> Do this:
For the material that follows, list every line containing the word "человека".

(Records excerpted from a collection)
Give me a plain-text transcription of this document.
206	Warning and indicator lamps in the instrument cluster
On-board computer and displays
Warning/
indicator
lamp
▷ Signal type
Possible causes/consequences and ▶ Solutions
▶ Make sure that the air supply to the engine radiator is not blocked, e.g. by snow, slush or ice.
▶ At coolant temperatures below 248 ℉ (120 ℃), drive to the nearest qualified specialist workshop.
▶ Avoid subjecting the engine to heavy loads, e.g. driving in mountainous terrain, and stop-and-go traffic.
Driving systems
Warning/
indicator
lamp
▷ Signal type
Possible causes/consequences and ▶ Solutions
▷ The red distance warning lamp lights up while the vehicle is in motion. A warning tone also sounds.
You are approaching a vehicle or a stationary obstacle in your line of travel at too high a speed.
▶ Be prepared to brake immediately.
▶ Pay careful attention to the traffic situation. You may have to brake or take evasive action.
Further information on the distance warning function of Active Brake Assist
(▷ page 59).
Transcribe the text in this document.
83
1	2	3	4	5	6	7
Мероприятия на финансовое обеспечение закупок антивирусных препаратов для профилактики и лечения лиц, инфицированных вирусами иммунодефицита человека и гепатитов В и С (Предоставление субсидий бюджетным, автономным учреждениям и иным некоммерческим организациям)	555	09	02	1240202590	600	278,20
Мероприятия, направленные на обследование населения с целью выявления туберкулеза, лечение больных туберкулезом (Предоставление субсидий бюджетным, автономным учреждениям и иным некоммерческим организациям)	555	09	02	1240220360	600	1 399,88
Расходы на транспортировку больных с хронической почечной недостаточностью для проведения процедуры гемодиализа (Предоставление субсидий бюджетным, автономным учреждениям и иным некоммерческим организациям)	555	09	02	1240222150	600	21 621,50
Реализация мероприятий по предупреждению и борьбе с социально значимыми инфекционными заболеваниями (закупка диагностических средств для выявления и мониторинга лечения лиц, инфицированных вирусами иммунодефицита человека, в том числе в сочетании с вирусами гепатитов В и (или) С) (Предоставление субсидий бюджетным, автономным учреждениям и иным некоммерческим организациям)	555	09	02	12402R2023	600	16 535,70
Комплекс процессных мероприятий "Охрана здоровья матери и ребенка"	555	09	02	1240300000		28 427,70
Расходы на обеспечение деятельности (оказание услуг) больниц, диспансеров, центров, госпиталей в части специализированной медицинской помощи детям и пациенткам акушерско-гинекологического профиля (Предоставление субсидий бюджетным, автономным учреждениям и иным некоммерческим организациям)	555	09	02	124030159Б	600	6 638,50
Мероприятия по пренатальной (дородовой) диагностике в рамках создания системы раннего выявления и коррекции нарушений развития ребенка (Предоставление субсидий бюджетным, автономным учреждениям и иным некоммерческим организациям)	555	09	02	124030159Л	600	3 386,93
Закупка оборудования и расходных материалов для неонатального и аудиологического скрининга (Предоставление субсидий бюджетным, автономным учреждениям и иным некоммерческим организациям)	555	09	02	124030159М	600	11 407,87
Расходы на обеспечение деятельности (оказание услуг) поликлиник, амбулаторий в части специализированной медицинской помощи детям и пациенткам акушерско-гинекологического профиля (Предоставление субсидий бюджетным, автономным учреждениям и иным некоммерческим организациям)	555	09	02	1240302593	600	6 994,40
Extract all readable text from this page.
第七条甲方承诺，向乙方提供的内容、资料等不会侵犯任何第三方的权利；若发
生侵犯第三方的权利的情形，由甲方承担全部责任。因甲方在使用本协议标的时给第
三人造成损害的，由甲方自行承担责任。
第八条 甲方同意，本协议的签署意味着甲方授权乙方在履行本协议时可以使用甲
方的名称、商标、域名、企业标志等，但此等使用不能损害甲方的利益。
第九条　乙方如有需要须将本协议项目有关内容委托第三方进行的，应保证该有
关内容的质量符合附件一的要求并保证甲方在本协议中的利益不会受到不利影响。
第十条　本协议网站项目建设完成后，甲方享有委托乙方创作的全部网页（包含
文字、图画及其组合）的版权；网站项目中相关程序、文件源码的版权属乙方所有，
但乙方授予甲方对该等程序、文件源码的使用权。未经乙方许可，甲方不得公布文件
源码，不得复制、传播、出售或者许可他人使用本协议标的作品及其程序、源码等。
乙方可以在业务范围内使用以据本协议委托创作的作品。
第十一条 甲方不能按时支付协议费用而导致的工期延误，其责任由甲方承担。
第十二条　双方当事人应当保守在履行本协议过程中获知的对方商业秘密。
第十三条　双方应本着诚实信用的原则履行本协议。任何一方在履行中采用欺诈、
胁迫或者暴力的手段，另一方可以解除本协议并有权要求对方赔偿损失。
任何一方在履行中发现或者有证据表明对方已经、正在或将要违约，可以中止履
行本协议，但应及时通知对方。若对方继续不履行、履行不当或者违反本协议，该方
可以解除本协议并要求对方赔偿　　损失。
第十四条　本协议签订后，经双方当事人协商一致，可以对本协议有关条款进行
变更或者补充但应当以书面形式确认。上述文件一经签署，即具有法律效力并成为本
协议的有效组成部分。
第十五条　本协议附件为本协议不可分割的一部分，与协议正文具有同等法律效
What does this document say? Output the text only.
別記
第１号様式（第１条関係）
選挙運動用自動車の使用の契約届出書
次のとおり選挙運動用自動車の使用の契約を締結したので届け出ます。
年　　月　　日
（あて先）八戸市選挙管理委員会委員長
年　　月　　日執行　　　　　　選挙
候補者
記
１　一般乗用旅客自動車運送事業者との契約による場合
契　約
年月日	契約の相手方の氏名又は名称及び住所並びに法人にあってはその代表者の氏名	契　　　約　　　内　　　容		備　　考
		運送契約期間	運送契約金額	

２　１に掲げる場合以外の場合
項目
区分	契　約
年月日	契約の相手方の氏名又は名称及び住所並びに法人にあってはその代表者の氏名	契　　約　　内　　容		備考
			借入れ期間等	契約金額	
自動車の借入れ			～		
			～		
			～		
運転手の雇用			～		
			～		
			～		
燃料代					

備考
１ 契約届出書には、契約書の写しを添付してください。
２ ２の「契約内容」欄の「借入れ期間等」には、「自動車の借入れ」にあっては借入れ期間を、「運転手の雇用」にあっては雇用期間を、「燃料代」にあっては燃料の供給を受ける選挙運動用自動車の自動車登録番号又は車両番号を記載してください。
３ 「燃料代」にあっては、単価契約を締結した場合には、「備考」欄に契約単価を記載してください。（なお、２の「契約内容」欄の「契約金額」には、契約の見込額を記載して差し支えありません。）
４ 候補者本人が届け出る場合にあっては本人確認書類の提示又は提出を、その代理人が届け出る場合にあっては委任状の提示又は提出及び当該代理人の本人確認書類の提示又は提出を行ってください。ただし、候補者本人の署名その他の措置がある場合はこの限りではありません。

> Completed task:
Мероприятия на финансовое обеспечение закупок антивирусных препаратов для профилактики и лечения лиц, инфицированных вирусами иммунодефицита человека и гепатитов В и С (Предоставление субсидий бюджетным, автономным учреждениям и иным некоммерческим организациям)	555	09	02	1240202590	600	278,20
Реализация мероприятий по предупреждению и борьбе с социально значимыми инфекционными заболеваниями (закупка диагностических средств для выявления и мониторинга лечения лиц, инфицированных вирусами иммунодефицита человека, в том числе в сочетании с вирусами гепатитов В и (или) С) (Предоставление субсидий бюджетным, автономным учреждениям и иным некоммерческим организациям)	555	09	02	12402R2023	600	16 535,70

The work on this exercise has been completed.